◆ WHAT TO WORK ON: From the entries below, copy every line where the string "date" appears.

Start RECORD EXCERPTS

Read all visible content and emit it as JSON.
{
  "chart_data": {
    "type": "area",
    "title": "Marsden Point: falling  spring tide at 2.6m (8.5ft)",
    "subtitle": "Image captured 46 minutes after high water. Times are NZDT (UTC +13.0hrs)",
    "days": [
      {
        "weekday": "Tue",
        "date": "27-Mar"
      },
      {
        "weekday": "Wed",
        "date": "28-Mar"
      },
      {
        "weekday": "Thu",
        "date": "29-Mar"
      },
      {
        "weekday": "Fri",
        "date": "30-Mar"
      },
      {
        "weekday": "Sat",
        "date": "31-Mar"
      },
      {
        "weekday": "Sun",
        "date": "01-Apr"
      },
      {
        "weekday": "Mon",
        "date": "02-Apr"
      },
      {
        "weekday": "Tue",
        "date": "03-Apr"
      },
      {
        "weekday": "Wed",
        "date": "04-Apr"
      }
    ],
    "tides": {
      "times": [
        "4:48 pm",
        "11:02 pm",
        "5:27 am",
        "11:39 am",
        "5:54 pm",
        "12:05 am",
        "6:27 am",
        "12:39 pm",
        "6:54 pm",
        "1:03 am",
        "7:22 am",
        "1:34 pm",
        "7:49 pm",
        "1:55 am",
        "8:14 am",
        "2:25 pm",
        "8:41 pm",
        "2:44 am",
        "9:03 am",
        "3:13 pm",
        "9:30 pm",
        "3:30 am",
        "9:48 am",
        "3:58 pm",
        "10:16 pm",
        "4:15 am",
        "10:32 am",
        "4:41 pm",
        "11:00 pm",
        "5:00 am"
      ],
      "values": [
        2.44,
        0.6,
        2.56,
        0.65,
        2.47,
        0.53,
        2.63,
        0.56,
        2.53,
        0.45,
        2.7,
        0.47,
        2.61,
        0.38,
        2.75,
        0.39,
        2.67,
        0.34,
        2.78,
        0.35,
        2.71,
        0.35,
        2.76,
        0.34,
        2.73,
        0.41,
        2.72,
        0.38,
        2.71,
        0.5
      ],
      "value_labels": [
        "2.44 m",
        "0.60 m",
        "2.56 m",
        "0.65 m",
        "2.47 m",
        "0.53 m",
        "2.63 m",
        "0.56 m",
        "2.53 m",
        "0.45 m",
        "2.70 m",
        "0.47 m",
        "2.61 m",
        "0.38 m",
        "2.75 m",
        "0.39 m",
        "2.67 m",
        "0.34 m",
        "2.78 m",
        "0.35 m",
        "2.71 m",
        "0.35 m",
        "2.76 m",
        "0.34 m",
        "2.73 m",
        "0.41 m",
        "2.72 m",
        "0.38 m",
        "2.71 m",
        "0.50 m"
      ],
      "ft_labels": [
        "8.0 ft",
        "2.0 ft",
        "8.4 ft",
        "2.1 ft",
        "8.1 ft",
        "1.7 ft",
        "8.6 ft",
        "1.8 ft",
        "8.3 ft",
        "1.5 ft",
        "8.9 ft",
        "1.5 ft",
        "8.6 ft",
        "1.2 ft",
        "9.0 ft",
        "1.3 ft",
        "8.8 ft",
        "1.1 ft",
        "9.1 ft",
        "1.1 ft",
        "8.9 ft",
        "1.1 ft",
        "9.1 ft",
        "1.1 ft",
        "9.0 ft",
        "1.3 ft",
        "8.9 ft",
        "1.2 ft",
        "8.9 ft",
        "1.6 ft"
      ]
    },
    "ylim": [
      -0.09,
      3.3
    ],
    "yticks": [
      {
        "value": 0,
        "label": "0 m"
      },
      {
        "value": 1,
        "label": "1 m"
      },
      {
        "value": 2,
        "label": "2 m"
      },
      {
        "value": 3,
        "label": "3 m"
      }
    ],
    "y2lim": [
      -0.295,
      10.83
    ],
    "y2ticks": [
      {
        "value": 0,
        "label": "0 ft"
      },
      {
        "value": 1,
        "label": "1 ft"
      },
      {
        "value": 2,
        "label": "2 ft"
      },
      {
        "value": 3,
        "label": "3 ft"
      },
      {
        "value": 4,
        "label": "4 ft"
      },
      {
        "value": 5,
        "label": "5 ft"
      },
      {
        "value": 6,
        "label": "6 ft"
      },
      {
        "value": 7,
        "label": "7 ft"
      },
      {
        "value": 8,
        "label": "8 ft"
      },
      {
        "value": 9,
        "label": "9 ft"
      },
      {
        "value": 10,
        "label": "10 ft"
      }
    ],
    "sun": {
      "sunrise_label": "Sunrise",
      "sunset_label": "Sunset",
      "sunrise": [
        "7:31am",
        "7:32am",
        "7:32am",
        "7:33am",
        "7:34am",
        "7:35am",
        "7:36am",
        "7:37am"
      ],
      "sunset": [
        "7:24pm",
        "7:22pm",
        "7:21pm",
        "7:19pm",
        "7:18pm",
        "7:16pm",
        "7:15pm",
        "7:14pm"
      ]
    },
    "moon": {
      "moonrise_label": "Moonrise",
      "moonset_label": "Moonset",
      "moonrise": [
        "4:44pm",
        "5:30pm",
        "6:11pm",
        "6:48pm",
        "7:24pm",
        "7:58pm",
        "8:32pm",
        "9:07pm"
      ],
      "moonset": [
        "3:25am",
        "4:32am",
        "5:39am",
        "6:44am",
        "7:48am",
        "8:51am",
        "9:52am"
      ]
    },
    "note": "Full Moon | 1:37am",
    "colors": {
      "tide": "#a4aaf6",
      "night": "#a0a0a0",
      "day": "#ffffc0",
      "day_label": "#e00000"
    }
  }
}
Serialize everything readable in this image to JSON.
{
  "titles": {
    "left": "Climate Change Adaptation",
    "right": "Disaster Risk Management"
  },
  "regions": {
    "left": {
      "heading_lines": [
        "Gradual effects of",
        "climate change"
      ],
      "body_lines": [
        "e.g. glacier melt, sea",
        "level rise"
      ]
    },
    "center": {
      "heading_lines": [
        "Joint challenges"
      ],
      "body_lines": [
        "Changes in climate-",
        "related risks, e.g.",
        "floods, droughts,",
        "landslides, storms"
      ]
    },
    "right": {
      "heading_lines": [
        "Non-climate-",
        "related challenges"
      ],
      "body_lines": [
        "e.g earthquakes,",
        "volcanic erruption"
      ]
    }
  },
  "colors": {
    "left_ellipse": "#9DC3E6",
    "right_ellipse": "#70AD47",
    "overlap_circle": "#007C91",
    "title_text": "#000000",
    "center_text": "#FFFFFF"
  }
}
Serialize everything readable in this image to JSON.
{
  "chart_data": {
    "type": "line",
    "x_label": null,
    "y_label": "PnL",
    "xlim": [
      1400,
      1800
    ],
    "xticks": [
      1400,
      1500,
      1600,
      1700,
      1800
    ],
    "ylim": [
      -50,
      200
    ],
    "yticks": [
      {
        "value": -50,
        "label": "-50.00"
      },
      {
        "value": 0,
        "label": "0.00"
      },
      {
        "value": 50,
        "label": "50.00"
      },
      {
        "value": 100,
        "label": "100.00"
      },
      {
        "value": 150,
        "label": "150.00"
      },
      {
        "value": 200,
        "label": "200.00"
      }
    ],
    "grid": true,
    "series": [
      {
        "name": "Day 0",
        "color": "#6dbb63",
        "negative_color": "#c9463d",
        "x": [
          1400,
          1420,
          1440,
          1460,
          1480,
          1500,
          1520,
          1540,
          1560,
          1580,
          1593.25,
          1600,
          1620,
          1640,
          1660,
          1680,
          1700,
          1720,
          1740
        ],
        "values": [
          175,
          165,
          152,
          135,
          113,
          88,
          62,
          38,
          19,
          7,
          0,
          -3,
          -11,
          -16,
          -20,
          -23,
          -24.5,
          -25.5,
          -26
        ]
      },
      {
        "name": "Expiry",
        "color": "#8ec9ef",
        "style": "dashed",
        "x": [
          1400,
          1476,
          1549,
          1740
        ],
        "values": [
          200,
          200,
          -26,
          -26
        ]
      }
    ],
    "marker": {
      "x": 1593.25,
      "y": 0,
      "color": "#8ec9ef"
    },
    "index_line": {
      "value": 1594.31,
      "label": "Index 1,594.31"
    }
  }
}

End RECORD EXCERPTS

◆ ANSWER TO THIS PROBLEM:
        "date": "27-Mar"
        "date": "28-Mar"
        "date": "29-Mar"
        "date": "30-Mar"
        "date": "31-Mar"
        "date": "01-Apr"
        "date": "02-Apr"
        "date": "03-Apr"
        "date": "04-Apr"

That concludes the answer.